+++ ROWS

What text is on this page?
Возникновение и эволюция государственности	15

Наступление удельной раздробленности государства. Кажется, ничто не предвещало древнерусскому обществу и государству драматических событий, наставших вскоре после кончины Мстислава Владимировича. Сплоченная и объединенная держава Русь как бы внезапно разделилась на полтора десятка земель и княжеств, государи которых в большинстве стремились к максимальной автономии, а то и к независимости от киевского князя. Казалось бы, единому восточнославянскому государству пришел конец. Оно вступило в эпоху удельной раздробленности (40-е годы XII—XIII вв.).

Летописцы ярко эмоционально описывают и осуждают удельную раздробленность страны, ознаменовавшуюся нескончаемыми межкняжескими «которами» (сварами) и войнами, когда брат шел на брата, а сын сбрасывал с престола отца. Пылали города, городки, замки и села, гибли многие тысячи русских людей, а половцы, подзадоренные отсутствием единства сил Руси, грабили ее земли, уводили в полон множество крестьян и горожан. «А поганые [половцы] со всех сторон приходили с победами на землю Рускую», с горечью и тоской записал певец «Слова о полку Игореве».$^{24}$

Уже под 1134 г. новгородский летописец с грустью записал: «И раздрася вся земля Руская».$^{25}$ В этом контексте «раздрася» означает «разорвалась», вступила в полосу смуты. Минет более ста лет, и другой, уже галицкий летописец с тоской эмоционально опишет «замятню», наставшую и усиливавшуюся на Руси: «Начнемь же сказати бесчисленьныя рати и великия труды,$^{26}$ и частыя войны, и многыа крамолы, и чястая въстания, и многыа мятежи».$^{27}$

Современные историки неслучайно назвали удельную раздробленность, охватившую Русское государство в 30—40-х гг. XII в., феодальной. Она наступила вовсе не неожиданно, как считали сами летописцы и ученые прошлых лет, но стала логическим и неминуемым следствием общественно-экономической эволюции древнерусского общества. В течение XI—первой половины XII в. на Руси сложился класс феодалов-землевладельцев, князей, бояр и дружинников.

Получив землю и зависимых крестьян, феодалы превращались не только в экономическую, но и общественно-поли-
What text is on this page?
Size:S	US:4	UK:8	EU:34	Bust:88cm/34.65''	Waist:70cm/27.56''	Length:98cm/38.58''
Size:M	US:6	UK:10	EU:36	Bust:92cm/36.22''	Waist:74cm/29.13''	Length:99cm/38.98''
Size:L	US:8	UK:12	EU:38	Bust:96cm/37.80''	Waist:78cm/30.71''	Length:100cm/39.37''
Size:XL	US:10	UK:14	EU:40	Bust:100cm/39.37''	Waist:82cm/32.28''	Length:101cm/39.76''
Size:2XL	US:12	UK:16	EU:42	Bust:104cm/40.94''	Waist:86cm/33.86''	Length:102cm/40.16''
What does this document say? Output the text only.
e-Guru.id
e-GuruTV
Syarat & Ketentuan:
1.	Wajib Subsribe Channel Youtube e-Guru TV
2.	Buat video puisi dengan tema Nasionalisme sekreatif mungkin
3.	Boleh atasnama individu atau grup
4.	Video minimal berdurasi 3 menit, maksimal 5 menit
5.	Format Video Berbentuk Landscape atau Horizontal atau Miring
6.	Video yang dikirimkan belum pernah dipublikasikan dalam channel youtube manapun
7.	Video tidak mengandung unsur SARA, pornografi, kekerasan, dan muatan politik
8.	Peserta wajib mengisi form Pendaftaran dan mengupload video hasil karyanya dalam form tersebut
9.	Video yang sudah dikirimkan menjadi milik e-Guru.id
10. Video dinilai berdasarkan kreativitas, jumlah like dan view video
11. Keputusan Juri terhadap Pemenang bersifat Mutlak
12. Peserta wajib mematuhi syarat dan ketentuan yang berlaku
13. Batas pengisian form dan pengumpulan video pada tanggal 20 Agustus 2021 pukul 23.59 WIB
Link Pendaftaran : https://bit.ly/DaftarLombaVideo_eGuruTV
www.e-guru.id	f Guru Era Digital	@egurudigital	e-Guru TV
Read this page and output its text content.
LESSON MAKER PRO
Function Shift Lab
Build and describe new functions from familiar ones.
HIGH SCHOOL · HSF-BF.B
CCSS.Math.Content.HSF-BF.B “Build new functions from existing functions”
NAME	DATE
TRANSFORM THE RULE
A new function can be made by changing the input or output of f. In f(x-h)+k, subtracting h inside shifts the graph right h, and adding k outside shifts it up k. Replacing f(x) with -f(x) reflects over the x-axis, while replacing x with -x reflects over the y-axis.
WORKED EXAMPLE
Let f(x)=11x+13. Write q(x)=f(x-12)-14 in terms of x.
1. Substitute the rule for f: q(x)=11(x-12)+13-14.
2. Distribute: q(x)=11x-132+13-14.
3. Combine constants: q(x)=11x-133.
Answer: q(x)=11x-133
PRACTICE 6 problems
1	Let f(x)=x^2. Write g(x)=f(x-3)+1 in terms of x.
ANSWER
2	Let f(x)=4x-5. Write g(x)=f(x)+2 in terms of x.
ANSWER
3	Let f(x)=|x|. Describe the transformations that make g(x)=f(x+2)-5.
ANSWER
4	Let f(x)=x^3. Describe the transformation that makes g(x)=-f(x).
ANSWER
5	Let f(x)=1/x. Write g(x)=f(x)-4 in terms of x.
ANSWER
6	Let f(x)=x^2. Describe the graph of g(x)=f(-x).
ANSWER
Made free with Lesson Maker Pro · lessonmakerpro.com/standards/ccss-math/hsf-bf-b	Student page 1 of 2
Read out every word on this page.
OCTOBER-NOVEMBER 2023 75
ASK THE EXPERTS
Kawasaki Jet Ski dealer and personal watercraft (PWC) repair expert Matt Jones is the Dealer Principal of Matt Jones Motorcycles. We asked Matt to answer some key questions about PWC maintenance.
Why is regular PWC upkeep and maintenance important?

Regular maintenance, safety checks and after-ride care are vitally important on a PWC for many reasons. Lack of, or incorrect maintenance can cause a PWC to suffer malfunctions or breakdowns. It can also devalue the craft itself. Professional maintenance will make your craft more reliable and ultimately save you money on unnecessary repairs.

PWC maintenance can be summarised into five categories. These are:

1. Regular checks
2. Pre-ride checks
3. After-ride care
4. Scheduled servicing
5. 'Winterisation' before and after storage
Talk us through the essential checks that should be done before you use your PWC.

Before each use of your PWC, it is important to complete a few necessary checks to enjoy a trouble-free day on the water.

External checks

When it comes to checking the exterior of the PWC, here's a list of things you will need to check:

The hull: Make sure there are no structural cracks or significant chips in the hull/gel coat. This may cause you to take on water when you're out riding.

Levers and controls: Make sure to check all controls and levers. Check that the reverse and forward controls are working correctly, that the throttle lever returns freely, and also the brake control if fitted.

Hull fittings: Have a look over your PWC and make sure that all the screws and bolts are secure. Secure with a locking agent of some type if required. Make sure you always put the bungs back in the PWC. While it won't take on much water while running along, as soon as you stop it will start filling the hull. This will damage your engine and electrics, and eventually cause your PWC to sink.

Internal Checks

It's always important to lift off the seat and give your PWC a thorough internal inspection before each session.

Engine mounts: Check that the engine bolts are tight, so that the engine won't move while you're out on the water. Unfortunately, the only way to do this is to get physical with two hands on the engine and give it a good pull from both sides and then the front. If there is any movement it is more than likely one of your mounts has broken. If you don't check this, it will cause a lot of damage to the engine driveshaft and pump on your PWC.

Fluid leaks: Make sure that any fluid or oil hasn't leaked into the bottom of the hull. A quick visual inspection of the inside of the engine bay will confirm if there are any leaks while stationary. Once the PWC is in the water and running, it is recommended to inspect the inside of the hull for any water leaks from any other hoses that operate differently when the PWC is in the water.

++++++

THE EXERCISE –
Reproduce all of the data exactly as given.

TASK SOLUTION –
What text is on this page?
Возникновение и эволюция государственности	15

Наступление удельной раздробленности государства. Кажется, ничто не предвещало древнерусскому обществу и государству драматических событий, наставших вскоре после кончины Мстислава Владимировича. Сплоченная и объединенная держава Русь как бы внезапно разделилась на полтора десятка земель и княжеств, государи которых в большинстве стремились к максимальной автономии, а то и к независимости от киевского князя. Казалось бы, единому восточнославянскому государству пришел конец. Оно вступило в эпоху удельной раздробленности (40-е годы XII—XIII вв.).

Летописцы ярко эмоционально описывают и осуждают удельную раздробленность страны, ознаменовавшуюся нескончаемыми межкняжескими «которами» (сварами) и войнами, когда брат шел на брата, а сын сбрасывал с престола отца. Пылали города, городки, замки и села, гибли многие тысячи русских людей, а половцы, подзадоренные отсутствием единства сил Руси, грабили ее земли, уводили в полон множество крестьян и горожан. «А поганые [половцы] со всех сторон приходили с победами на землю Рускую», с горечью и тоской записал певец «Слова о полку Игореве».$^{24}$

Уже под 1134 г. новгородский летописец с грустью записал: «И раздрася вся земля Руская».$^{25}$ В этом контексте «раздрася» означает «разорвалась», вступила в полосу смуты. Минет более ста лет, и другой, уже галицкий летописец с тоской эмоционально опишет «замятню», наставшую и усиливавшуюся на Руси: «Начнемь же сказати бесчисленьныя рати и великия труды,$^{26}$ и частыя войны, и многыа крамолы, и чястая въстания, и многыа мятежи».$^{27}$

Современные историки неслучайно назвали удельную раздробленность, охватившую Русское государство в 30—40-х гг. XII в., феодальной. Она наступила вовсе не неожиданно, как считали сами летописцы и ученые прошлых лет, но стала логическим и неминуемым следствием общественно-экономической эволюции древнерусского общества. В течение XI—первой половины XII в. на Руси сложился класс феодалов-землевладельцев, князей, бояр и дружинников.

Получив землю и зависимых крестьян, феодалы превращались не только в экономическую, но и общественно-поли-
What text is on this page?
Size:S	US:4	UK:8	EU:34	Bust:88cm/34.65''	Waist:70cm/27.56''	Length:98cm/38.58''
Size:M	US:6	UK:10	EU:36	Bust:92cm/36.22''	Waist:74cm/29.13''	Length:99cm/38.98''
Size:L	US:8	UK:12	EU:38	Bust:96cm/37.80''	Waist:78cm/30.71''	Length:100cm/39.37''
Size:XL	US:10	UK:14	EU:40	Bust:100cm/39.37''	Waist:82cm/32.28''	Length:101cm/39.76''
Size:2XL	US:12	UK:16	EU:42	Bust:104cm/40.94''	Waist:86cm/33.86''	Length:102cm/40.16''
What does this document say? Output the text only.
e-Guru.id
e-GuruTV
Syarat & Ketentuan:
1.	Wajib Subsribe Channel Youtube e-Guru TV
2.	Buat video puisi dengan tema Nasionalisme sekreatif mungkin
3.	Boleh atasnama individu atau grup
4.	Video minimal berdurasi 3 menit, maksimal 5 menit
5.	Format Video Berbentuk Landscape atau Horizontal atau Miring
6.	Video yang dikirimkan belum pernah dipublikasikan dalam channel youtube manapun
7.	Video tidak mengandung unsur SARA, pornografi, kekerasan, dan muatan politik
8.	Peserta wajib mengisi form Pendaftaran dan mengupload video hasil karyanya dalam form tersebut
9.	Video yang sudah dikirimkan menjadi milik e-Guru.id
10. Video dinilai berdasarkan kreativitas, jumlah like dan view video
11. Keputusan Juri terhadap Pemenang bersifat Mutlak
12. Peserta wajib mematuhi syarat dan ketentuan yang berlaku
13. Batas pengisian form dan pengumpulan video pada tanggal 20 Agustus 2021 pukul 23.59 WIB
Link Pendaftaran : https://bit.ly/DaftarLombaVideo_eGuruTV
www.e-guru.id	f Guru Era Digital	@egurudigital	e-Guru TV
Read this page and output its text content.
LESSON MAKER PRO
Function Shift Lab
Build and describe new functions from familiar ones.
HIGH SCHOOL · HSF-BF.B
CCSS.Math.Content.HSF-BF.B “Build new functions from existing functions”
NAME	DATE
TRANSFORM THE RULE
A new function can be made by changing the input or output of f. In f(x-h)+k, subtracting h inside shifts the graph right h, and adding k outside shifts it up k. Replacing f(x) with -f(x) reflects over the x-axis, while replacing x with -x reflects over the y-axis.
WORKED EXAMPLE
Let f(x)=11x+13. Write q(x)=f(x-12)-14 in terms of x.
1. Substitute the rule for f: q(x)=11(x-12)+13-14.
2. Distribute: q(x)=11x-132+13-14.
3. Combine constants: q(x)=11x-133.
Answer: q(x)=11x-133
PRACTICE 6 problems
1	Let f(x)=x^2. Write g(x)=f(x-3)+1 in terms of x.
ANSWER
2	Let f(x)=4x-5. Write g(x)=f(x)+2 in terms of x.
ANSWER
3	Let f(x)=|x|. Describe the transformations that make g(x)=f(x+2)-5.
ANSWER
4	Let f(x)=x^3. Describe the transformation that makes g(x)=-f(x).
ANSWER
5	Let f(x)=1/x. Write g(x)=f(x)-4 in terms of x.
ANSWER
6	Let f(x)=x^2. Describe the graph of g(x)=f(-x).
ANSWER
Made free with Lesson Maker Pro · lessonmakerpro.com/standards/ccss-math/hsf-bf-b	Student page 1 of 2
Read out every word on this page.
OCTOBER-NOVEMBER 2023 75
ASK THE EXPERTS
Kawasaki Jet Ski dealer and personal watercraft (PWC) repair expert Matt Jones is the Dealer Principal of Matt Jones Motorcycles. We asked Matt to answer some key questions about PWC maintenance.
Why is regular PWC upkeep and maintenance important?

Regular maintenance, safety checks and after-ride care are vitally important on a PWC for many reasons. Lack of, or incorrect maintenance can cause a PWC to suffer malfunctions or breakdowns. It can also devalue the craft itself. Professional maintenance will make your craft more reliable and ultimately save you money on unnecessary repairs.

PWC maintenance can be summarised into five categories. These are:

1. Regular checks
2. Pre-ride checks
3. After-ride care
4. Scheduled servicing
5. 'Winterisation' before and after storage
Talk us through the essential checks that should be done before you use your PWC.

Before each use of your PWC, it is important to complete a few necessary checks to enjoy a trouble-free day on the water.

External checks

When it comes to checking the exterior of the PWC, here's a list of things you will need to check:

The hull: Make sure there are no structural cracks or significant chips in the hull/gel coat. This may cause you to take on water when you're out riding.

Levers and controls: Make sure to check all controls and levers. Check that the reverse and forward controls are working correctly, that the throttle lever returns freely, and also the brake control if fitted.

Hull fittings: Have a look over your PWC and make sure that all the screws and bolts are secure. Secure with a locking agent of some type if required. Make sure you always put the bungs back in the PWC. While it won't take on much water while running along, as soon as you stop it will start filling the hull. This will damage your engine and electrics, and eventually cause your PWC to sink.

Internal Checks

It's always important to lift off the seat and give your PWC a thorough internal inspection before each session.

Engine mounts: Check that the engine bolts are tight, so that the engine won't move while you're out on the water. Unfortunately, the only way to do this is to get physical with two hands on the engine and give it a good pull from both sides and then the front. If there is any movement it is more than likely one of your mounts has broken. If you don't check this, it will cause a lot of damage to the engine driveshaft and pump on your PWC.

Fluid leaks: Make sure that any fluid or oil hasn't leaked into the bottom of the hull. A quick visual inspection of the inside of the engine bay will confirm if there are any leaks while stationary. Once the PWC is in the water and running, it is recommended to inspect the inside of the hull for any water leaks from any other hoses that operate differently when the PWC is in the water.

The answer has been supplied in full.